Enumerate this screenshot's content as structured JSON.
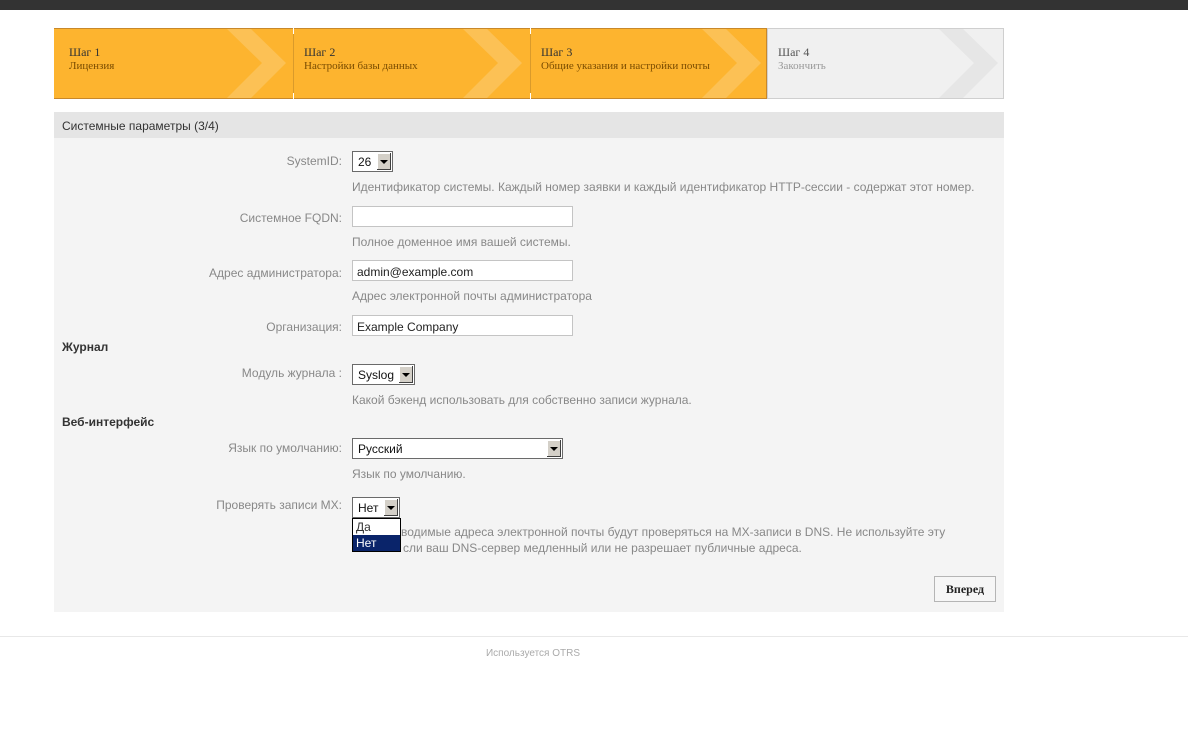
{
  "wizard": {
    "steps": [
      {
        "title": "Шаг 1",
        "subtitle": "Лицензия",
        "state": "done"
      },
      {
        "title": "Шаг 2",
        "subtitle": "Настройки базы данных",
        "state": "done"
      },
      {
        "title": "Шаг 3",
        "subtitle": "Общие указания и настройки почты",
        "state": "done"
      },
      {
        "title": "Шаг 4",
        "subtitle": "Закончить",
        "state": "todo"
      }
    ]
  },
  "panel": {
    "title": "Системные параметры (3/4)",
    "system_id": {
      "label": "SystemID:",
      "value": "26",
      "hint": "Идентификатор системы. Каждый номер заявки и каждый идентификатор HTTP-сессии - содержат этот номер."
    },
    "fqdn": {
      "label": "Системное FQDN:",
      "value": "",
      "hint": "Полное доменное имя вашей системы."
    },
    "admin_email": {
      "label": "Адрес администратора:",
      "value": "admin@example.com",
      "hint": "Адрес электронной почты администратора"
    },
    "organization": {
      "label": "Организация:",
      "value": "Example Company"
    },
    "log_section": "Журнал",
    "log_module": {
      "label": "Модуль журнала :",
      "value": "Syslog",
      "hint": "Какой бэкенд использовать для собственно записи журнала."
    },
    "web_section": "Веб-интерфейс",
    "default_language": {
      "label": "Язык по умолчанию:",
      "value": "Русский",
      "hint": "Язык по умолчанию."
    },
    "check_mx": {
      "label": "Проверять записи MX:",
      "value": "Нет",
      "options": [
        "Да",
        "Нет"
      ],
      "hint_line1": "водимые адреса электронной почты будут проверяться на MX-записи в DNS. Не используйте эту",
      "hint_line2": "сли ваш DNS-сервер медленный или не разрешает публичные адреса."
    },
    "next_button": "Вперед"
  },
  "footer": {
    "text": "Используется OTRS"
  },
  "colors": {
    "step_done": "#fdb42f",
    "step_todo": "#f0f0f0",
    "selected_option": "#0a246a"
  }
}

**DIRECTIONS FOR THIS TASK**
From the data above, copy each line where the string "журнала" appears.

**OUTPUT BELOW**
      "label": "Модуль журнала :",
      "hint": "Какой бэкенд использовать для собственно записи журнала."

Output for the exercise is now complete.